(Figure dataset records)
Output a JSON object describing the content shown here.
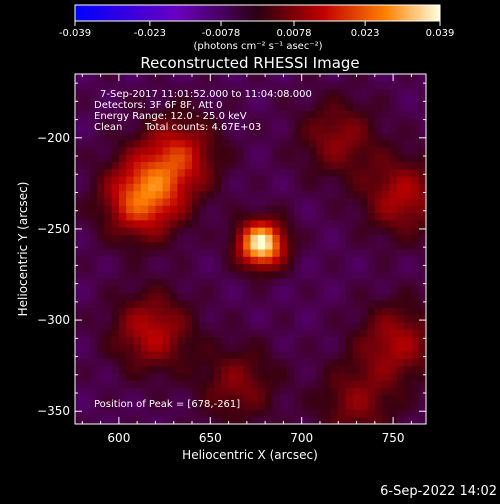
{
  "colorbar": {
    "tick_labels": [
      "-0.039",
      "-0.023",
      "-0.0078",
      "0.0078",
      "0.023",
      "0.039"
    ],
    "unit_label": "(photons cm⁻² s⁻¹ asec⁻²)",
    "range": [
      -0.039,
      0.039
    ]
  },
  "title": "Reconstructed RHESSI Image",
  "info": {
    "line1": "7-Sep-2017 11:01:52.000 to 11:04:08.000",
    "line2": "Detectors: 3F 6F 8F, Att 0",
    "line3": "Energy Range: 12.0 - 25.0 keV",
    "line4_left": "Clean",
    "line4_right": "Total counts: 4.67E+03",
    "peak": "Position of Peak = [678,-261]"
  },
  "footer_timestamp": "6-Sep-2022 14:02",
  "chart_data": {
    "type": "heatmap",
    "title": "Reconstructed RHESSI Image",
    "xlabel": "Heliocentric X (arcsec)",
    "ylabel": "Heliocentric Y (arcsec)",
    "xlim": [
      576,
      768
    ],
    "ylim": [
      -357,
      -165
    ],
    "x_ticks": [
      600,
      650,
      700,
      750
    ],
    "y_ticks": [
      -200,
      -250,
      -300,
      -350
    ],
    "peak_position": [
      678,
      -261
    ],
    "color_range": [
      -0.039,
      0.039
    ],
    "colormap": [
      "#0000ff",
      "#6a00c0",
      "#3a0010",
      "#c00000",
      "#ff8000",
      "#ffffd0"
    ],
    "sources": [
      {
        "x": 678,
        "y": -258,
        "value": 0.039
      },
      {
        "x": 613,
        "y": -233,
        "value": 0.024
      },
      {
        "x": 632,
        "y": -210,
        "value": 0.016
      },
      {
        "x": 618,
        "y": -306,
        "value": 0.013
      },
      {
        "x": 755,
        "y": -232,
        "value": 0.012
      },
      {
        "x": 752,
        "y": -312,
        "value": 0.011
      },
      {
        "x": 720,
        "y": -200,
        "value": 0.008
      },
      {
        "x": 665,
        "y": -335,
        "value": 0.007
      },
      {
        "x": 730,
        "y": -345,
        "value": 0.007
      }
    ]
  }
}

Required work: Look through the entries and find each line that has the string "title". Copy those lines.

Written response:
  "title": "Reconstructed RHESSI Image",
    "title": "Reconstructed RHESSI Image",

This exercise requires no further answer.